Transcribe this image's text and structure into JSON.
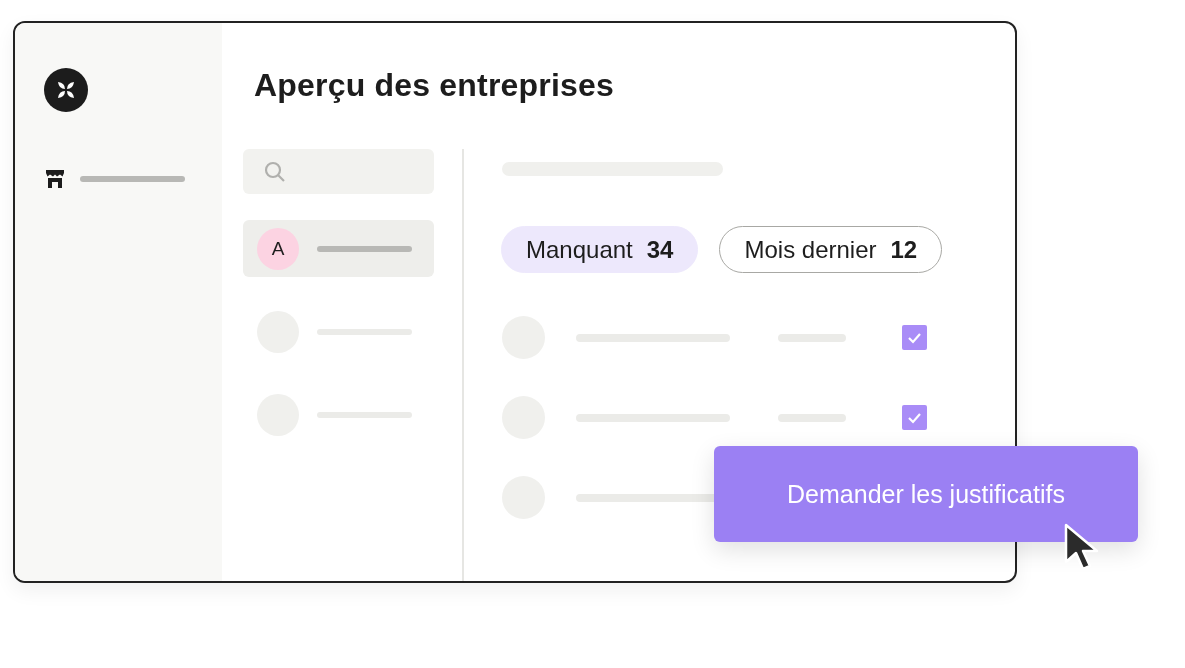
{
  "title": "Aperçu des entreprises",
  "sidebar": {
    "items": [
      {
        "selected": false
      }
    ]
  },
  "companies": [
    {
      "avatar": "A",
      "selected": true
    },
    {
      "selected": false
    },
    {
      "selected": false
    }
  ],
  "filters": [
    {
      "label": "Manquant",
      "count": "34",
      "selected": true
    },
    {
      "label": "Mois dernier",
      "count": "12",
      "selected": false
    }
  ],
  "rows": [
    {
      "checked": true
    },
    {
      "checked": true
    },
    {}
  ],
  "action_button": {
    "label": "Demander les justificatifs"
  }
}
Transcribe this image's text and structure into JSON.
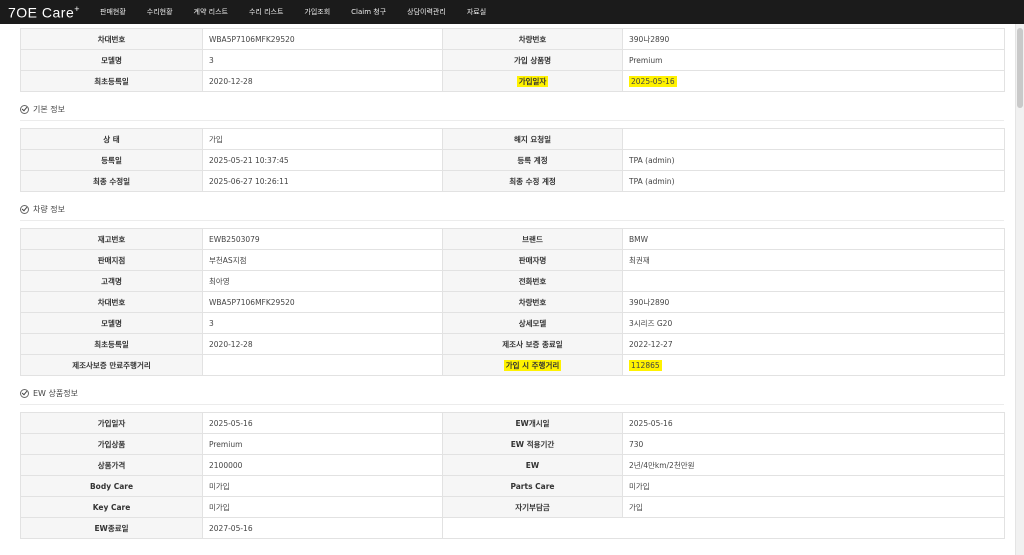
{
  "nav": {
    "logo": "7OE Care",
    "logo_sup": "+",
    "items": [
      "판매현황",
      "수리현황",
      "계약 리스트",
      "수리 리스트",
      "가입조회",
      "Claim 청구",
      "상담이력관리",
      "자료실"
    ]
  },
  "top": {
    "rows": [
      [
        "차대번호",
        "WBA5P7106MFK29520",
        "차량번호",
        "390나2890"
      ],
      [
        "모델명",
        "3",
        "가입 상품명",
        "Premium"
      ],
      [
        "최초등록일",
        "2020-12-28",
        "가입일자",
        "2025-05-16"
      ]
    ]
  },
  "basic": {
    "title": "기본 정보",
    "rows": [
      [
        "상 태",
        "가입",
        "해지 요청일",
        ""
      ],
      [
        "등록일",
        "2025-05-21 10:37:45",
        "등록 계정",
        "TPA (admin)"
      ],
      [
        "최종 수정일",
        "2025-06-27 10:26:11",
        "최종 수정 계정",
        "TPA (admin)"
      ]
    ]
  },
  "vehicle": {
    "title": "차량 정보",
    "rows": [
      [
        "재고번호",
        "EWB2503079",
        "브랜드",
        "BMW"
      ],
      [
        "판매지점",
        "부천AS지점",
        "판매자명",
        "최권재"
      ],
      [
        "고객명",
        "최아영",
        "전화번호",
        ""
      ],
      [
        "차대번호",
        "WBA5P7106MFK29520",
        "차량번호",
        "390나2890"
      ],
      [
        "모델명",
        "3",
        "상세모델",
        "3시리즈 G20"
      ],
      [
        "최초등록일",
        "2020-12-28",
        "제조사 보증 종료일",
        "2022-12-27"
      ],
      [
        "제조사보증 만료주행거리",
        "",
        "가입 시 주행거리",
        "112865"
      ]
    ]
  },
  "ew": {
    "title": "EW 상품정보",
    "rows": [
      [
        "가입일자",
        "2025-05-16",
        "EW개시일",
        "2025-05-16"
      ],
      [
        "가입상품",
        "Premium",
        "EW 적용기간",
        "730"
      ],
      [
        "상품가격",
        "2100000",
        "EW",
        "2년/4만km/2천만원"
      ],
      [
        "Body Care",
        "미가입",
        "Parts Care",
        "미가입"
      ],
      [
        "Key Care",
        "미가입",
        "자기부담금",
        "가입"
      ],
      [
        "EW종료일",
        "2027-05-16",
        "",
        ""
      ]
    ]
  }
}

.....

◆ Task instructions ◆
Copy out every line of the listing that includes the string "title".

◆ Exercise output ◆
  "title": "Aperçu des entreprises",
    "title": "기본 정보",
    "title": "차량 정보",
    "title": "EW 상품정보",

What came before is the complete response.